WHAT IS REQUIRED:
Review the material and extract every line in which the word "simple" occurs.

**********

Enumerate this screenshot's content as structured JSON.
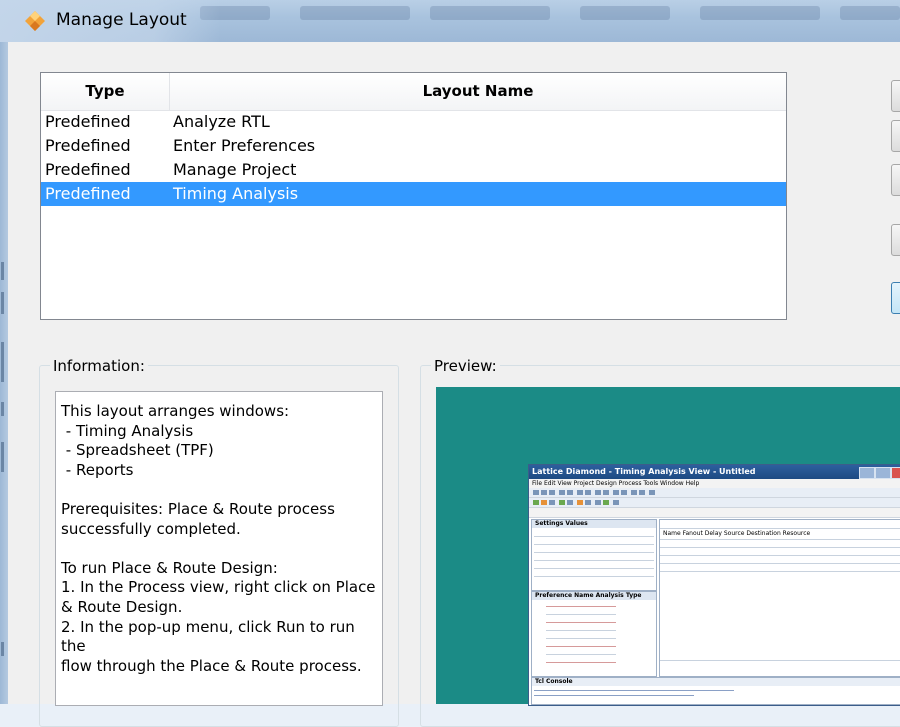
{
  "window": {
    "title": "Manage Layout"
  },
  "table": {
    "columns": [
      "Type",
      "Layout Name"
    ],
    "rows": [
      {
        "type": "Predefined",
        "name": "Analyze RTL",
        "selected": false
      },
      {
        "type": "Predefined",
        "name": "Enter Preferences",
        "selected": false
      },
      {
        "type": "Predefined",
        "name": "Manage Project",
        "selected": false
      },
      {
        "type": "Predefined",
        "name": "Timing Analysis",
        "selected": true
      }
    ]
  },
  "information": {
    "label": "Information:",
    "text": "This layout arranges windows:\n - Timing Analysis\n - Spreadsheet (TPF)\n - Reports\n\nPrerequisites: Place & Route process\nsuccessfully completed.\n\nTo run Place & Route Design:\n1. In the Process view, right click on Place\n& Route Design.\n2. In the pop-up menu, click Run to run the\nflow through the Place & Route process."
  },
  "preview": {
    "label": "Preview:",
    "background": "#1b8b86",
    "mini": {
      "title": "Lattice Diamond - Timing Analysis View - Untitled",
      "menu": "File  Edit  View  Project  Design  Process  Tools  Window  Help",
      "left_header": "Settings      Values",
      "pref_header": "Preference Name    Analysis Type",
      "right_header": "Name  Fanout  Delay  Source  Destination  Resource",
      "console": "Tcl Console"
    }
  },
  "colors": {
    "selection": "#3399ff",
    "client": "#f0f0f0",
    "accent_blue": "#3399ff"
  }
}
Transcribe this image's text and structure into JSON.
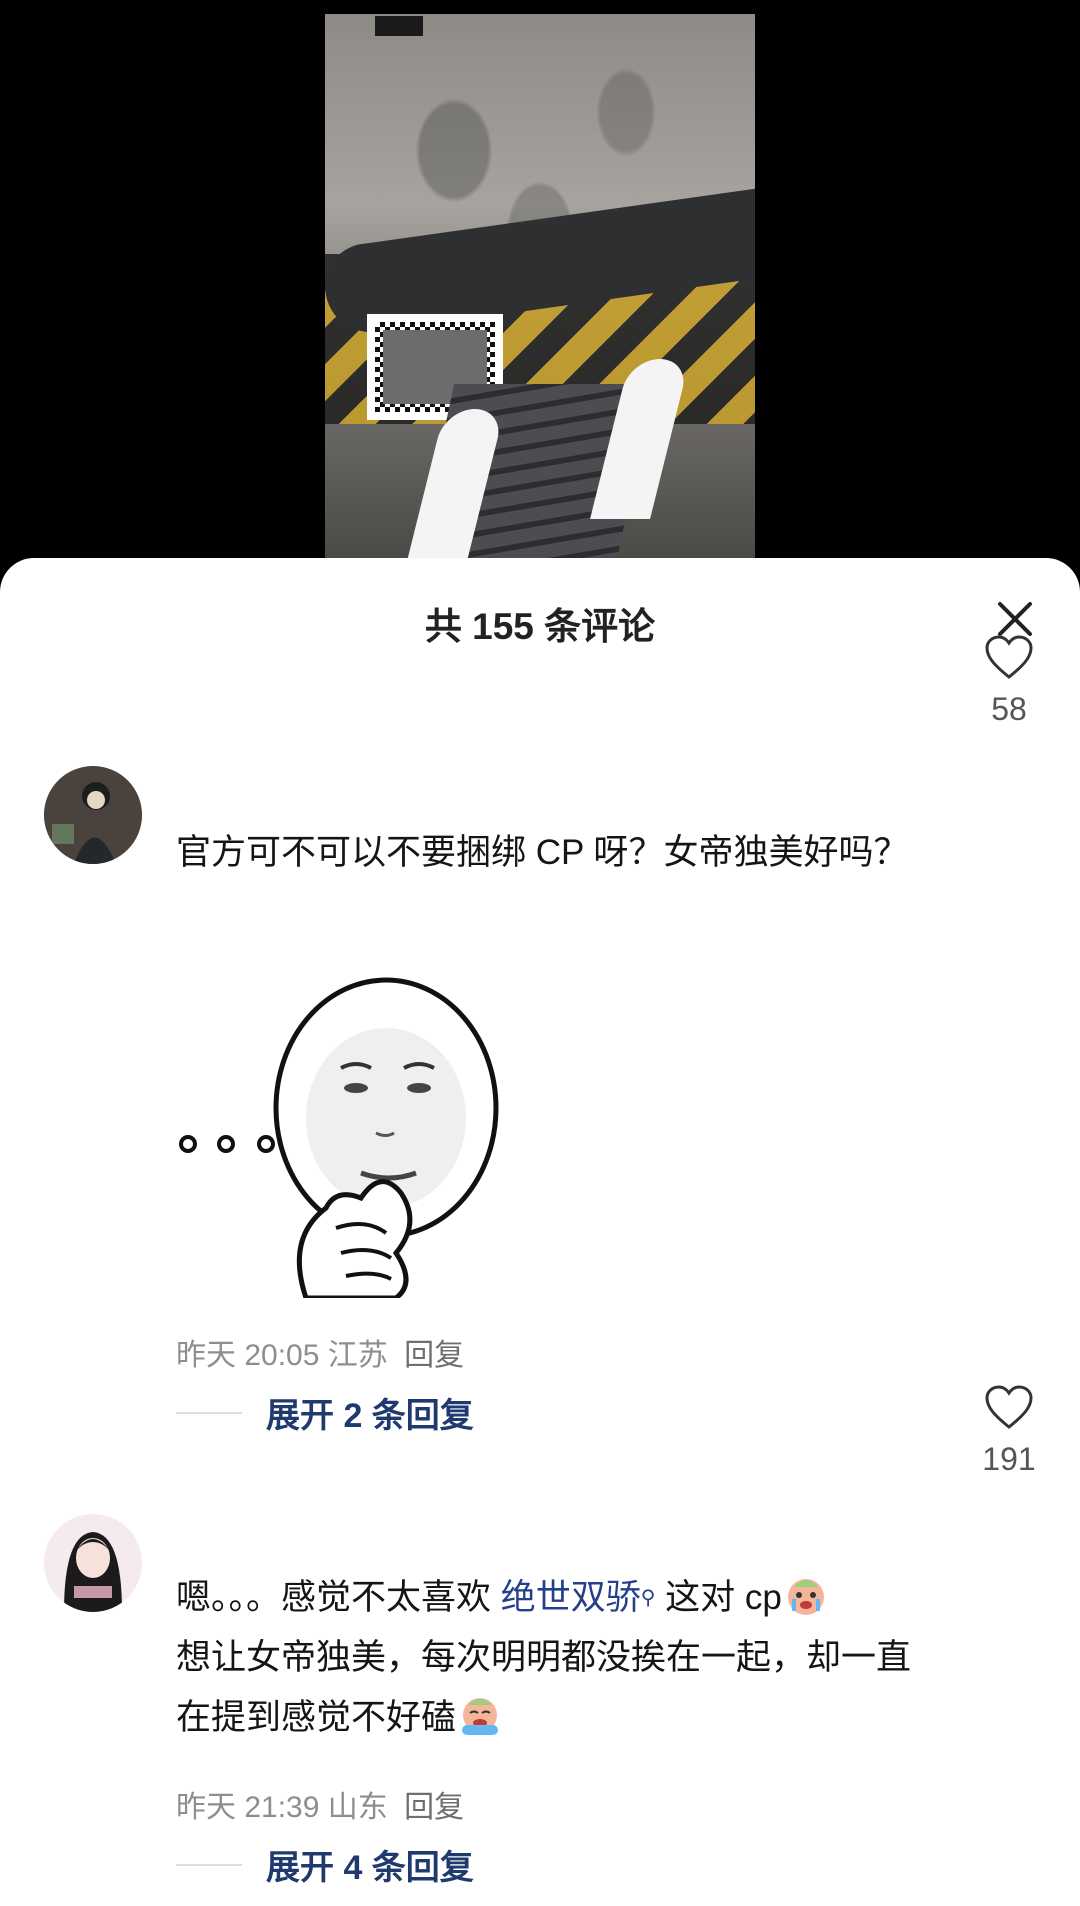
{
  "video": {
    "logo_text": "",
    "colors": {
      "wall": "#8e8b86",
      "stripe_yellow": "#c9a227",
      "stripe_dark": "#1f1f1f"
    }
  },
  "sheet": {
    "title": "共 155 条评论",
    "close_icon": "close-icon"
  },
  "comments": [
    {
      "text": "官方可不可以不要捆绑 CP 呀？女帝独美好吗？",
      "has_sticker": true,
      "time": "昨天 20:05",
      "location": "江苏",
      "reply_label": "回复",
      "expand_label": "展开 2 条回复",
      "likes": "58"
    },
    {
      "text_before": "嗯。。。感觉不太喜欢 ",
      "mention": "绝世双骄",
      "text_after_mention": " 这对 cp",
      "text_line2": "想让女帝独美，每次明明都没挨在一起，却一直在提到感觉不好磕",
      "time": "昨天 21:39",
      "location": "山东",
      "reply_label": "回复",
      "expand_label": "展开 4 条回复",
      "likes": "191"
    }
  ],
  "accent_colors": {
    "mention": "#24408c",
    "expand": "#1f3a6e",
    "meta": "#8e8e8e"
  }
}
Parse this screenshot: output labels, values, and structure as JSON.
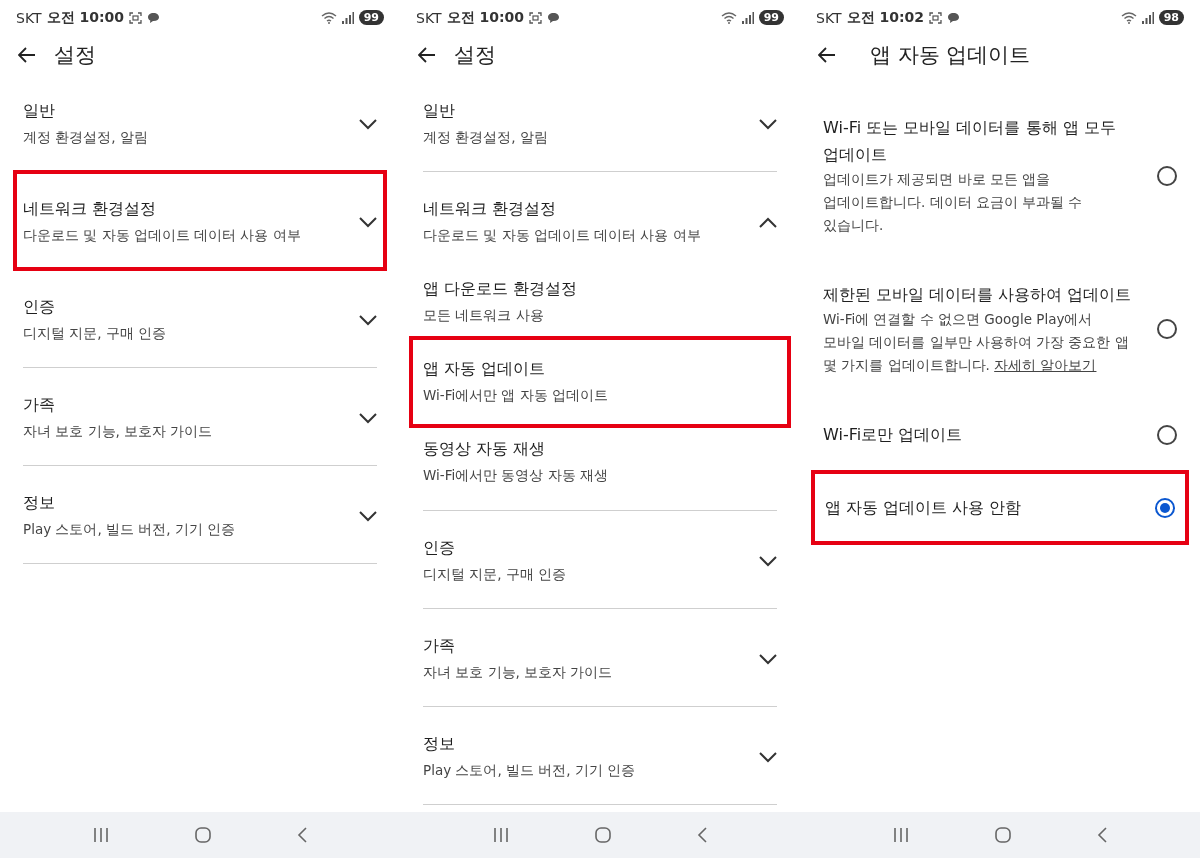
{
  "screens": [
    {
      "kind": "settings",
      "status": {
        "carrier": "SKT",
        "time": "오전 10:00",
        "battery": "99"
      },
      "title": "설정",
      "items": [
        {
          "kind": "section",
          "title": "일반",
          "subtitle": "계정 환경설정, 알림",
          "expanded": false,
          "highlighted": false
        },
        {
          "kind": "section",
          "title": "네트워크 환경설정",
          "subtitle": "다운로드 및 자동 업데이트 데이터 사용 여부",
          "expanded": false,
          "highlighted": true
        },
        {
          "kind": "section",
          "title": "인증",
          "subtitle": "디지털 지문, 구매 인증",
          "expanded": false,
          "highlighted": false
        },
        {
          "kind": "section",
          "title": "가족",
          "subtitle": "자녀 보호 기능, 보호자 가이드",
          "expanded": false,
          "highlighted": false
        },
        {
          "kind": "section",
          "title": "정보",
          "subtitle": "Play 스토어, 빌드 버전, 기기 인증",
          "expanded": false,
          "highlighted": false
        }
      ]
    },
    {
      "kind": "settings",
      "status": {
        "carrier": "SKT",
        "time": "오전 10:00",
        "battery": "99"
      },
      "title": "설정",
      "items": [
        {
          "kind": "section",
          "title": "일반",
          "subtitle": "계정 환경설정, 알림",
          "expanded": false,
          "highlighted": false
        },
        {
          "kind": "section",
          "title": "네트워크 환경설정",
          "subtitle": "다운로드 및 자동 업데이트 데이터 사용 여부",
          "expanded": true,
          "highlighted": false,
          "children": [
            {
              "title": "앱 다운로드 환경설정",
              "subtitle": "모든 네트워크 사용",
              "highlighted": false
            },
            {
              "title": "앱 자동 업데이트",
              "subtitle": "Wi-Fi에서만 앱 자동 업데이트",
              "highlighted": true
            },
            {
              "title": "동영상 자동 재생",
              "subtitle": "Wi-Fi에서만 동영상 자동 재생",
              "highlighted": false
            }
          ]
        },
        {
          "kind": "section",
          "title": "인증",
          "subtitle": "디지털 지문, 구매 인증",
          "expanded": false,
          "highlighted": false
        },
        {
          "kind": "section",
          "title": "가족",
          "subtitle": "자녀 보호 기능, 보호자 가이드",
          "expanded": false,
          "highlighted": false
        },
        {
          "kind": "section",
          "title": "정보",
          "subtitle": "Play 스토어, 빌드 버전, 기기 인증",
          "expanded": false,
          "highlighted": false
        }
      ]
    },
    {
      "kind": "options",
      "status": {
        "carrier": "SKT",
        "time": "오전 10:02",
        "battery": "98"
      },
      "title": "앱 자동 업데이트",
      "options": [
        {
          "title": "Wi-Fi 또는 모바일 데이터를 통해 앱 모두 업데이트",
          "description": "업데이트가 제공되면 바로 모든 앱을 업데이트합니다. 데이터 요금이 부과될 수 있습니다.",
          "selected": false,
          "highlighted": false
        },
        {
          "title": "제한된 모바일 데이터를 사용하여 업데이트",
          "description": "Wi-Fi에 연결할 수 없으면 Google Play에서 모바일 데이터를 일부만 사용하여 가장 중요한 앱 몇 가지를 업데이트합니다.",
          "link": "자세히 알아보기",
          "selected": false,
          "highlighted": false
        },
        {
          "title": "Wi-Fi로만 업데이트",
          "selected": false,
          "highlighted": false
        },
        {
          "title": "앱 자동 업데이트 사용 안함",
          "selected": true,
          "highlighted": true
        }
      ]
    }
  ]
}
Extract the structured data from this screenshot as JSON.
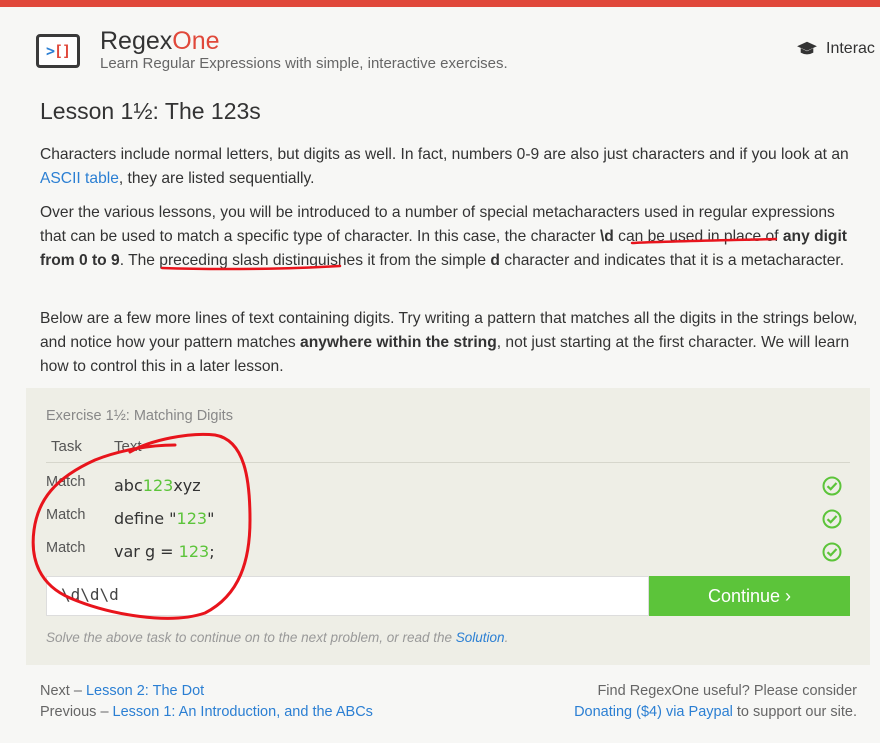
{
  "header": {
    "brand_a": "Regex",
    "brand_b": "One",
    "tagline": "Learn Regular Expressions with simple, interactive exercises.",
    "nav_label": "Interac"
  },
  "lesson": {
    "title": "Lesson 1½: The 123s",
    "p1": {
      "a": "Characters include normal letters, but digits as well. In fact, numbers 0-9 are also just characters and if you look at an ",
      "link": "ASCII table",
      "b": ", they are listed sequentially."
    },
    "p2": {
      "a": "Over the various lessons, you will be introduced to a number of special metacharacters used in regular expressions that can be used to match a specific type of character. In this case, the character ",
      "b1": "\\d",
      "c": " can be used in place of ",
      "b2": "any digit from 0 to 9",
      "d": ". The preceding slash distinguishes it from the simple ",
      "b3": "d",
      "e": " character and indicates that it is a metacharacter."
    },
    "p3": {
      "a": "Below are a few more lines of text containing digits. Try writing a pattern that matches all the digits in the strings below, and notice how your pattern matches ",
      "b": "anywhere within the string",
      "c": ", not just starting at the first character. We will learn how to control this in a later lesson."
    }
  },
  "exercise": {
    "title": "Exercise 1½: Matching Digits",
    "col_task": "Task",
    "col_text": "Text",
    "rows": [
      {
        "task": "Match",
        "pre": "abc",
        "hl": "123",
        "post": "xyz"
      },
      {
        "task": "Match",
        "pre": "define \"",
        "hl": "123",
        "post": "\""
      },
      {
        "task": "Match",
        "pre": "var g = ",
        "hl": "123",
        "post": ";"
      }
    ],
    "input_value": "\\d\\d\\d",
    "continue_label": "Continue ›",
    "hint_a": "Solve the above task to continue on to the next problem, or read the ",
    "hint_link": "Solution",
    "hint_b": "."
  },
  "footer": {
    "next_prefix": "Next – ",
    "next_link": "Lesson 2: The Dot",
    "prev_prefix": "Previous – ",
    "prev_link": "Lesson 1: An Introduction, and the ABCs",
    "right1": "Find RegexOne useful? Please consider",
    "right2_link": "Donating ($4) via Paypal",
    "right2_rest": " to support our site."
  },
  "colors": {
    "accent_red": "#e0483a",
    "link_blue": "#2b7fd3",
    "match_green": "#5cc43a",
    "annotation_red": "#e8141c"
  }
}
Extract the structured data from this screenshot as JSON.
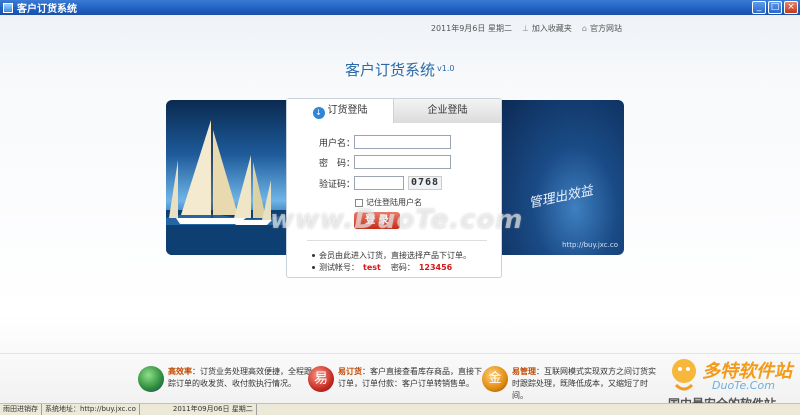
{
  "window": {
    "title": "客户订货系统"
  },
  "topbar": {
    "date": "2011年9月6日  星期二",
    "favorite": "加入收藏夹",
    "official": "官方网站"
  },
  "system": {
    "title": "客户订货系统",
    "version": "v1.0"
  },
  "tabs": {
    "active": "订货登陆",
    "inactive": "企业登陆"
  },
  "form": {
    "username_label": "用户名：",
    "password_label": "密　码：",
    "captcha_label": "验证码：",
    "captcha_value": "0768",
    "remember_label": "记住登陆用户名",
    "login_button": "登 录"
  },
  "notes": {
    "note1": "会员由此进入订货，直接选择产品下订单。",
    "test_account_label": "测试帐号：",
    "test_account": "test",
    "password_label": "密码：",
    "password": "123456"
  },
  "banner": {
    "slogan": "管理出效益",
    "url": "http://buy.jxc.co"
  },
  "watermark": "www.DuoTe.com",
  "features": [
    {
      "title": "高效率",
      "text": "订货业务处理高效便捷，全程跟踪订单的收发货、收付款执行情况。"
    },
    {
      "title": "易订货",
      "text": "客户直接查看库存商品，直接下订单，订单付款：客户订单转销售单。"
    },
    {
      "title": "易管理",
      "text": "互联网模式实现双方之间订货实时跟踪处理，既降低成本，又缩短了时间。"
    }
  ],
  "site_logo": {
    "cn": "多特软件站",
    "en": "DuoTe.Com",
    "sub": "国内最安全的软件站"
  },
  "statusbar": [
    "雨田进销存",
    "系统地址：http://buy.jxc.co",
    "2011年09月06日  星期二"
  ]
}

**********

ANSWER TO THE EXERCISE:
    "tagline": "Learn Regular Expressions with simple, interactive exercises.",
      "d": ". The preceding slash distinguishes it from the simple ",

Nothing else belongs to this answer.